**What needs to be done:** Copy out the listing in full, exactly as written, but not its pictures.

**Given records:**

=-=-=

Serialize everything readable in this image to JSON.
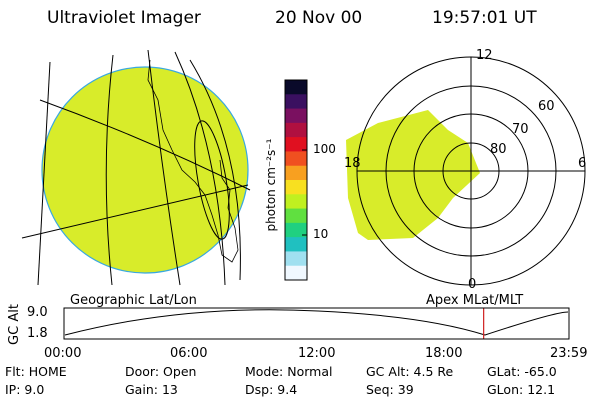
{
  "header": {
    "title": "Ultraviolet Imager",
    "date": "20 Nov 00",
    "time": "19:57:01 UT"
  },
  "colorbar": {
    "label": "photon cm⁻²s⁻¹",
    "ticks": [
      "100",
      "10"
    ],
    "scale": "log",
    "colors": [
      "#0a0a2a",
      "#3a1060",
      "#7a1060",
      "#b01040",
      "#e01020",
      "#f05020",
      "#f8a020",
      "#f8e020",
      "#c0f020",
      "#60e040",
      "#20d080",
      "#20c0c0",
      "#a0e0f0",
      "#f0f8ff"
    ]
  },
  "left_panel": {
    "label": "Geographic Lat/Lon",
    "disk_color": "#d8ec2a",
    "limb_color": "#39a8e0"
  },
  "right_panel": {
    "label": "Apex MLat/MLT",
    "mlt_labels": [
      "12",
      "6",
      "0",
      "18"
    ],
    "mlat_labels": [
      "60",
      "70",
      "80"
    ],
    "region_color": "#d8ec2a"
  },
  "timeline": {
    "axis_label": "GC Alt",
    "y_ticks": [
      "9.0",
      "1.8"
    ],
    "x_ticks": [
      "00:00",
      "06:00",
      "12:00",
      "18:00",
      "23:59"
    ],
    "current_time_fraction": 0.831,
    "marker_color": "#d02020"
  },
  "info": {
    "row1": [
      {
        "key": "Flt:",
        "value": "HOME"
      },
      {
        "key": "Door:",
        "value": "Open"
      },
      {
        "key": "Mode:",
        "value": "Normal"
      },
      {
        "key": "GC Alt:",
        "value": "4.5 Re"
      },
      {
        "key": "GLat:",
        "value": "-65.0"
      }
    ],
    "row2": [
      {
        "key": "IP:",
        "value": "9.0"
      },
      {
        "key": "Gain:",
        "value": "13"
      },
      {
        "key": "Dsp:",
        "value": "9.4"
      },
      {
        "key": "Seq:",
        "value": "39"
      },
      {
        "key": "GLon:",
        "value": "12.1"
      }
    ]
  }
}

=-=-=

**Written response:**
Serialize everything readable in this image to JSON.
{
  "header": {
    "title": "Ultraviolet Imager",
    "date": "20 Nov 00",
    "time": "19:57:01 UT"
  },
  "colorbar": {
    "label": "photon cm⁻²s⁻¹",
    "ticks": [
      "100",
      "10"
    ],
    "scale": "log",
    "colors": [
      "#0a0a2a",
      "#3a1060",
      "#7a1060",
      "#b01040",
      "#e01020",
      "#f05020",
      "#f8a020",
      "#f8e020",
      "#c0f020",
      "#60e040",
      "#20d080",
      "#20c0c0",
      "#a0e0f0",
      "#f0f8ff"
    ]
  },
  "left_panel": {
    "label": "Geographic Lat/Lon",
    "disk_color": "#d8ec2a",
    "limb_color": "#39a8e0"
  },
  "right_panel": {
    "label": "Apex MLat/MLT",
    "mlt_labels": [
      "12",
      "6",
      "0",
      "18"
    ],
    "mlat_labels": [
      "60",
      "70",
      "80"
    ],
    "region_color": "#d8ec2a"
  },
  "timeline": {
    "axis_label": "GC Alt",
    "y_ticks": [
      "9.0",
      "1.8"
    ],
    "x_ticks": [
      "00:00",
      "06:00",
      "12:00",
      "18:00",
      "23:59"
    ],
    "current_time_fraction": 0.831,
    "marker_color": "#d02020"
  },
  "info": {
    "row1": [
      {
        "key": "Flt:",
        "value": "HOME"
      },
      {
        "key": "Door:",
        "value": "Open"
      },
      {
        "key": "Mode:",
        "value": "Normal"
      },
      {
        "key": "GC Alt:",
        "value": "4.5 Re"
      },
      {
        "key": "GLat:",
        "value": "-65.0"
      }
    ],
    "row2": [
      {
        "key": "IP:",
        "value": "9.0"
      },
      {
        "key": "Gain:",
        "value": "13"
      },
      {
        "key": "Dsp:",
        "value": "9.4"
      },
      {
        "key": "Seq:",
        "value": "39"
      },
      {
        "key": "GLon:",
        "value": "12.1"
      }
    ]
  }
}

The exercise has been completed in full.